(Items from a figure collection)
● ● ● ● ● ● ●
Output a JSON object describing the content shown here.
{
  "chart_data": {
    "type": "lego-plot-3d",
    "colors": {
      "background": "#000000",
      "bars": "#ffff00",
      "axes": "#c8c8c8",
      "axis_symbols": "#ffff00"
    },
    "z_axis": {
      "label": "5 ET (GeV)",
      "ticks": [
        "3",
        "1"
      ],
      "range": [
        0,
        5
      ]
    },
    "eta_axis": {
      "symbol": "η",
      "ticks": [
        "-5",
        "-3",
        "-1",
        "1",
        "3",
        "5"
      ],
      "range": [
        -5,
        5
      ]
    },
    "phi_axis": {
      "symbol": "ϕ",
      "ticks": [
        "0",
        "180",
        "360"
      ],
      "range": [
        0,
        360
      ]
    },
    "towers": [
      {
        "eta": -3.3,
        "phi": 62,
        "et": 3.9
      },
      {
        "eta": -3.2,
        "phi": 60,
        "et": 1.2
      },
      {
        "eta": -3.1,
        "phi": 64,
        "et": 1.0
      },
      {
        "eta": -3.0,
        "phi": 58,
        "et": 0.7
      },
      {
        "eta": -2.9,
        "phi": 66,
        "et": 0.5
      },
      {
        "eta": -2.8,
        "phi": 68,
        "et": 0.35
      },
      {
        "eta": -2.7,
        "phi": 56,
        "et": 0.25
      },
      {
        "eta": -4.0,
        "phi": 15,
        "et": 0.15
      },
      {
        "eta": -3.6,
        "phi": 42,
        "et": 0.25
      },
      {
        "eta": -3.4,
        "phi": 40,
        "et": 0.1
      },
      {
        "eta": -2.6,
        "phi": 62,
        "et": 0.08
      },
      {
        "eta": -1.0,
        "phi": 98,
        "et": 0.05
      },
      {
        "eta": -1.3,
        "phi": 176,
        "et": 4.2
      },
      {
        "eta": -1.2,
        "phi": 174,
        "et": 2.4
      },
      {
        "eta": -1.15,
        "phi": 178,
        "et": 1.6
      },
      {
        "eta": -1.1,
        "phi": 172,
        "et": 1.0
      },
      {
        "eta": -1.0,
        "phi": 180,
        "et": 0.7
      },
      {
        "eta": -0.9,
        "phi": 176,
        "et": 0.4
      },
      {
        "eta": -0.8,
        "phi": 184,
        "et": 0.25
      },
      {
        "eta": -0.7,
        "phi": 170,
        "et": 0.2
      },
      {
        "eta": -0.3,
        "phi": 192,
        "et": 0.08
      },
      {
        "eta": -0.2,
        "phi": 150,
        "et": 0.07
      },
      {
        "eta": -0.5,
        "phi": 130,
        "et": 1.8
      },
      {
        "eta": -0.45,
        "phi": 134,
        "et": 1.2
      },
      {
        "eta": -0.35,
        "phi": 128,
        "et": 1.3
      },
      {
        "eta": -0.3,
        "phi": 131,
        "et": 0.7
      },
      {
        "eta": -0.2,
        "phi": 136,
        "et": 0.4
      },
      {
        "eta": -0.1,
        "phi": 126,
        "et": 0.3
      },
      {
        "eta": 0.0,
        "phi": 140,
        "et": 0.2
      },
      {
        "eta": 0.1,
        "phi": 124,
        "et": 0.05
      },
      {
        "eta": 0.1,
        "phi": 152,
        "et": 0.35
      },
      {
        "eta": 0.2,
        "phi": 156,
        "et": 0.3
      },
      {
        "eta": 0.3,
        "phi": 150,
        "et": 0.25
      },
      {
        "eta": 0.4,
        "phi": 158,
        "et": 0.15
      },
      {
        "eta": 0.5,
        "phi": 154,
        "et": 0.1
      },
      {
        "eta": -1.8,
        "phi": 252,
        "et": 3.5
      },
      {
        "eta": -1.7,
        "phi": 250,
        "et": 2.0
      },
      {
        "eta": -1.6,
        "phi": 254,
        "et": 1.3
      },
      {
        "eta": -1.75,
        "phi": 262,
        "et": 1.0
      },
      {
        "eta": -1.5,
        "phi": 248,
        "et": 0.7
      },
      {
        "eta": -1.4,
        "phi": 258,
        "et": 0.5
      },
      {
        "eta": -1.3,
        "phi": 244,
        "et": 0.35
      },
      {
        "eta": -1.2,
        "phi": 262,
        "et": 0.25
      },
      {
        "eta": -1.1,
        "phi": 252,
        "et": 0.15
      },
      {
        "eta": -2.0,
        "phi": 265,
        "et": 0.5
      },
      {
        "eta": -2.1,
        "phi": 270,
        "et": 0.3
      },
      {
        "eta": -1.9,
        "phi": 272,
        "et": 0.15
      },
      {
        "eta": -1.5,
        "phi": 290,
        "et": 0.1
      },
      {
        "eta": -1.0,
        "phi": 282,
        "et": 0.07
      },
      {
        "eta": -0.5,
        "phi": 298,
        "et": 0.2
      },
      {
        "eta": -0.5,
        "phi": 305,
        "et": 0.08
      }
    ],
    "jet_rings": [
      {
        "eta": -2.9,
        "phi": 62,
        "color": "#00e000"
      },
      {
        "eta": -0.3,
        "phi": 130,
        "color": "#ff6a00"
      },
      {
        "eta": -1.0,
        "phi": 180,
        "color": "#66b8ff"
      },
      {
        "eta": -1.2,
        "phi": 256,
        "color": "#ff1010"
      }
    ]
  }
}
● ● ● ● ● ● ●
## Written exercise
Quote each line above in full, word for word.

## Exercise output
Output a JSON object describing the content shown here.
{
  "chart_data": {
    "type": "lego-plot-3d",
    "colors": {
      "background": "#000000",
      "bars": "#ffff00",
      "axes": "#c8c8c8",
      "axis_symbols": "#ffff00"
    },
    "z_axis": {
      "label": "5 ET (GeV)",
      "ticks": [
        "3",
        "1"
      ],
      "range": [
        0,
        5
      ]
    },
    "eta_axis": {
      "symbol": "η",
      "ticks": [
        "-5",
        "-3",
        "-1",
        "1",
        "3",
        "5"
      ],
      "range": [
        -5,
        5
      ]
    },
    "phi_axis": {
      "symbol": "ϕ",
      "ticks": [
        "0",
        "180",
        "360"
      ],
      "range": [
        0,
        360
      ]
    },
    "towers": [
      {
        "eta": -3.3,
        "phi": 62,
        "et": 3.9
      },
      {
        "eta": -3.2,
        "phi": 60,
        "et": 1.2
      },
      {
        "eta": -3.1,
        "phi": 64,
        "et": 1.0
      },
      {
        "eta": -3.0,
        "phi": 58,
        "et": 0.7
      },
      {
        "eta": -2.9,
        "phi": 66,
        "et": 0.5
      },
      {
        "eta": -2.8,
        "phi": 68,
        "et": 0.35
      },
      {
        "eta": -2.7,
        "phi": 56,
        "et": 0.25
      },
      {
        "eta": -4.0,
        "phi": 15,
        "et": 0.15
      },
      {
        "eta": -3.6,
        "phi": 42,
        "et": 0.25
      },
      {
        "eta": -3.4,
        "phi": 40,
        "et": 0.1
      },
      {
        "eta": -2.6,
        "phi": 62,
        "et": 0.08
      },
      {
        "eta": -1.0,
        "phi": 98,
        "et": 0.05
      },
      {
        "eta": -1.3,
        "phi": 176,
        "et": 4.2
      },
      {
        "eta": -1.2,
        "phi": 174,
        "et": 2.4
      },
      {
        "eta": -1.15,
        "phi": 178,
        "et": 1.6
      },
      {
        "eta": -1.1,
        "phi": 172,
        "et": 1.0
      },
      {
        "eta": -1.0,
        "phi": 180,
        "et": 0.7
      },
      {
        "eta": -0.9,
        "phi": 176,
        "et": 0.4
      },
      {
        "eta": -0.8,
        "phi": 184,
        "et": 0.25
      },
      {
        "eta": -0.7,
        "phi": 170,
        "et": 0.2
      },
      {
        "eta": -0.3,
        "phi": 192,
        "et": 0.08
      },
      {
        "eta": -0.2,
        "phi": 150,
        "et": 0.07
      },
      {
        "eta": -0.5,
        "phi": 130,
        "et": 1.8
      },
      {
        "eta": -0.45,
        "phi": 134,
        "et": 1.2
      },
      {
        "eta": -0.35,
        "phi": 128,
        "et": 1.3
      },
      {
        "eta": -0.3,
        "phi": 131,
        "et": 0.7
      },
      {
        "eta": -0.2,
        "phi": 136,
        "et": 0.4
      },
      {
        "eta": -0.1,
        "phi": 126,
        "et": 0.3
      },
      {
        "eta": 0.0,
        "phi": 140,
        "et": 0.2
      },
      {
        "eta": 0.1,
        "phi": 124,
        "et": 0.05
      },
      {
        "eta": 0.1,
        "phi": 152,
        "et": 0.35
      },
      {
        "eta": 0.2,
        "phi": 156,
        "et": 0.3
      },
      {
        "eta": 0.3,
        "phi": 150,
        "et": 0.25
      },
      {
        "eta": 0.4,
        "phi": 158,
        "et": 0.15
      },
      {
        "eta": 0.5,
        "phi": 154,
        "et": 0.1
      },
      {
        "eta": -1.8,
        "phi": 252,
        "et": 3.5
      },
      {
        "eta": -1.7,
        "phi": 250,
        "et": 2.0
      },
      {
        "eta": -1.6,
        "phi": 254,
        "et": 1.3
      },
      {
        "eta": -1.75,
        "phi": 262,
        "et": 1.0
      },
      {
        "eta": -1.5,
        "phi": 248,
        "et": 0.7
      },
      {
        "eta": -1.4,
        "phi": 258,
        "et": 0.5
      },
      {
        "eta": -1.3,
        "phi": 244,
        "et": 0.35
      },
      {
        "eta": -1.2,
        "phi": 262,
        "et": 0.25
      },
      {
        "eta": -1.1,
        "phi": 252,
        "et": 0.15
      },
      {
        "eta": -2.0,
        "phi": 265,
        "et": 0.5
      },
      {
        "eta": -2.1,
        "phi": 270,
        "et": 0.3
      },
      {
        "eta": -1.9,
        "phi": 272,
        "et": 0.15
      },
      {
        "eta": -1.5,
        "phi": 290,
        "et": 0.1
      },
      {
        "eta": -1.0,
        "phi": 282,
        "et": 0.07
      },
      {
        "eta": -0.5,
        "phi": 298,
        "et": 0.2
      },
      {
        "eta": -0.5,
        "phi": 305,
        "et": 0.08
      }
    ],
    "jet_rings": [
      {
        "eta": -2.9,
        "phi": 62,
        "color": "#00e000"
      },
      {
        "eta": -0.3,
        "phi": 130,
        "color": "#ff6a00"
      },
      {
        "eta": -1.0,
        "phi": 180,
        "color": "#66b8ff"
      },
      {
        "eta": -1.2,
        "phi": 256,
        "color": "#ff1010"
      }
    ]
  }
}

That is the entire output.